* **TASK DESCRIPTION**: Please give the listing again, word for word, with nothing left out.

[Saved entries]
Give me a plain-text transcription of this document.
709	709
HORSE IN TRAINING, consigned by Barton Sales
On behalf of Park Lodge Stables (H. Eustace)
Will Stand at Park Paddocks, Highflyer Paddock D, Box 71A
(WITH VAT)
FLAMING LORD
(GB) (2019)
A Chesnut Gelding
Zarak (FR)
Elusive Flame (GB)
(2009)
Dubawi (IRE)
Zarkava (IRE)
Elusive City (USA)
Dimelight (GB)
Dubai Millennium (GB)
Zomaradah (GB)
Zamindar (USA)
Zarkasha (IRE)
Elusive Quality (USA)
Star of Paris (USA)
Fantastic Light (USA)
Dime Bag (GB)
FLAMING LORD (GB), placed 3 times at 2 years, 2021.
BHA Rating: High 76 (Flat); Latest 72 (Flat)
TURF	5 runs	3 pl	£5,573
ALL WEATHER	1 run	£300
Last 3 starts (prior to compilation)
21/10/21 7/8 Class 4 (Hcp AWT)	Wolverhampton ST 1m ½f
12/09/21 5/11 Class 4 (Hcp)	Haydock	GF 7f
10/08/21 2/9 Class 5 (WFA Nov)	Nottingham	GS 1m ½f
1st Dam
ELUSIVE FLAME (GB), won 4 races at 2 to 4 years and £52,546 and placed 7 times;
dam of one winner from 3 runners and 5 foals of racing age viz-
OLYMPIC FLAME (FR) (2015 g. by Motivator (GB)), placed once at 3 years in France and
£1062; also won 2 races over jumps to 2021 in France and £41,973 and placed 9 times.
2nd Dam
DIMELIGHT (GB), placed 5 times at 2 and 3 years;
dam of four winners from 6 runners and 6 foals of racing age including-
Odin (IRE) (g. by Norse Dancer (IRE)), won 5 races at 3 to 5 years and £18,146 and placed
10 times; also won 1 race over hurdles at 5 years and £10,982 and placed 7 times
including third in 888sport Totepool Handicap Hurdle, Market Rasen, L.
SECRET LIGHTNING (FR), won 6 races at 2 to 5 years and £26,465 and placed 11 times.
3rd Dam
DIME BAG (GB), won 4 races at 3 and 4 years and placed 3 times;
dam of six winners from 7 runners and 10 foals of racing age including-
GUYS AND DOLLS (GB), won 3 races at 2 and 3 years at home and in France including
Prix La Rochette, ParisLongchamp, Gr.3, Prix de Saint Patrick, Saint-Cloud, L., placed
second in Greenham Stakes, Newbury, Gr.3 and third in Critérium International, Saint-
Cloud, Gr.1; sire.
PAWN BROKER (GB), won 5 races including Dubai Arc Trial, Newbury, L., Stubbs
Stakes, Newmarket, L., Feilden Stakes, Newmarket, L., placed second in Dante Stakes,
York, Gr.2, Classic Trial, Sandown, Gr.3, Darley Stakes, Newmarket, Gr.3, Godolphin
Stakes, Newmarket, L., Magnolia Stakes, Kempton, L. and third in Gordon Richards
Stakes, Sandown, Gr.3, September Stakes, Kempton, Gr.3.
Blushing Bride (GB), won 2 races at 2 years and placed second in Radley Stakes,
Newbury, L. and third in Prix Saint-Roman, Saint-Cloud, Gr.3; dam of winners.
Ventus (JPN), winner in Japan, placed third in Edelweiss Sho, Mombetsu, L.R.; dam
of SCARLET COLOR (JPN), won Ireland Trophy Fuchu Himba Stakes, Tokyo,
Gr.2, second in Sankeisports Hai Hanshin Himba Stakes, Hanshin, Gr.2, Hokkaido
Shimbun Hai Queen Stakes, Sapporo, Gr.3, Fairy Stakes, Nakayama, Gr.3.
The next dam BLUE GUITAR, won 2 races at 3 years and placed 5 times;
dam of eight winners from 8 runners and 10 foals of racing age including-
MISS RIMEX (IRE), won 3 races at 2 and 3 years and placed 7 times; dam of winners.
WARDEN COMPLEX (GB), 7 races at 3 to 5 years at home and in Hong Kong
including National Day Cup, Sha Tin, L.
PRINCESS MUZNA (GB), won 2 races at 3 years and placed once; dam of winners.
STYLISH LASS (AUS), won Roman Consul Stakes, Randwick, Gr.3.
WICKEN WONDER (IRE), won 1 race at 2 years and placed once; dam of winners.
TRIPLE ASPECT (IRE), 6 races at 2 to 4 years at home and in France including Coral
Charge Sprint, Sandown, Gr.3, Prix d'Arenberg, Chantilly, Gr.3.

* **ANSWER TO THE TASK**:
Give me a plain-text transcription of this document.
709	709
HORSE IN TRAINING, consigned by Barton Sales
On behalf of Park Lodge Stables (H. Eustace)
Will Stand at Park Paddocks, Highflyer Paddock D, Box 71A
(WITH VAT)
FLAMING LORD
(GB) (2019)
A Chesnut Gelding
Zarak (FR)
Elusive Flame (GB)
(2009)
Dubawi (IRE)
Zarkava (IRE)
Elusive City (USA)
Dimelight (GB)
Dubai Millennium (GB)
Zomaradah (GB)
Zamindar (USA)
Zarkasha (IRE)
Elusive Quality (USA)
Star of Paris (USA)
Fantastic Light (USA)
Dime Bag (GB)
FLAMING LORD (GB), placed 3 times at 2 years, 2021.
BHA Rating: High 76 (Flat); Latest 72 (Flat)
TURF	5 runs	3 pl	£5,573
ALL WEATHER	1 run	£300
Last 3 starts (prior to compilation)
21/10/21 7/8 Class 4 (Hcp AWT)	Wolverhampton ST 1m ½f
12/09/21 5/11 Class 4 (Hcp)	Haydock	GF 7f
10/08/21 2/9 Class 5 (WFA Nov)	Nottingham	GS 1m ½f
1st Dam
ELUSIVE FLAME (GB), won 4 races at 2 to 4 years and £52,546 and placed 7 times;
dam of one winner from 3 runners and 5 foals of racing age viz-
OLYMPIC FLAME (FR) (2015 g. by Motivator (GB)), placed once at 3 years in France and
£1062; also won 2 races over jumps to 2021 in France and £41,973 and placed 9 times.
2nd Dam
DIMELIGHT (GB), placed 5 times at 2 and 3 years;
dam of four winners from 6 runners and 6 foals of racing age including-
Odin (IRE) (g. by Norse Dancer (IRE)), won 5 races at 3 to 5 years and £18,146 and placed
10 times; also won 1 race over hurdles at 5 years and £10,982 and placed 7 times
including third in 888sport Totepool Handicap Hurdle, Market Rasen, L.
SECRET LIGHTNING (FR), won 6 races at 2 to 5 years and £26,465 and placed 11 times.
3rd Dam
DIME BAG (GB), won 4 races at 3 and 4 years and placed 3 times;
dam of six winners from 7 runners and 10 foals of racing age including-
GUYS AND DOLLS (GB), won 3 races at 2 and 3 years at home and in France including
Prix La Rochette, ParisLongchamp, Gr.3, Prix de Saint Patrick, Saint-Cloud, L., placed
second in Greenham Stakes, Newbury, Gr.3 and third in Critérium International, Saint-
Cloud, Gr.1; sire.
PAWN BROKER (GB), won 5 races including Dubai Arc Trial, Newbury, L., Stubbs
Stakes, Newmarket, L., Feilden Stakes, Newmarket, L., placed second in Dante Stakes,
York, Gr.2, Classic Trial, Sandown, Gr.3, Darley Stakes, Newmarket, Gr.3, Godolphin
Stakes, Newmarket, L., Magnolia Stakes, Kempton, L. and third in Gordon Richards
Stakes, Sandown, Gr.3, September Stakes, Kempton, Gr.3.
Blushing Bride (GB), won 2 races at 2 years and placed second in Radley Stakes,
Newbury, L. and third in Prix Saint-Roman, Saint-Cloud, Gr.3; dam of winners.
Ventus (JPN), winner in Japan, placed third in Edelweiss Sho, Mombetsu, L.R.; dam
of SCARLET COLOR (JPN), won Ireland Trophy Fuchu Himba Stakes, Tokyo,
Gr.2, second in Sankeisports Hai Hanshin Himba Stakes, Hanshin, Gr.2, Hokkaido
Shimbun Hai Queen Stakes, Sapporo, Gr.3, Fairy Stakes, Nakayama, Gr.3.
The next dam BLUE GUITAR, won 2 races at 3 years and placed 5 times;
dam of eight winners from 8 runners and 10 foals of racing age including-
MISS RIMEX (IRE), won 3 races at 2 and 3 years and placed 7 times; dam of winners.
WARDEN COMPLEX (GB), 7 races at 3 to 5 years at home and in Hong Kong
including National Day Cup, Sha Tin, L.
PRINCESS MUZNA (GB), won 2 races at 3 years and placed once; dam of winners.
STYLISH LASS (AUS), won Roman Consul Stakes, Randwick, Gr.3.
WICKEN WONDER (IRE), won 1 race at 2 years and placed once; dam of winners.
TRIPLE ASPECT (IRE), 6 races at 2 to 4 years at home and in France including Coral
Charge Sprint, Sandown, Gr.3, Prix d'Arenberg, Chantilly, Gr.3.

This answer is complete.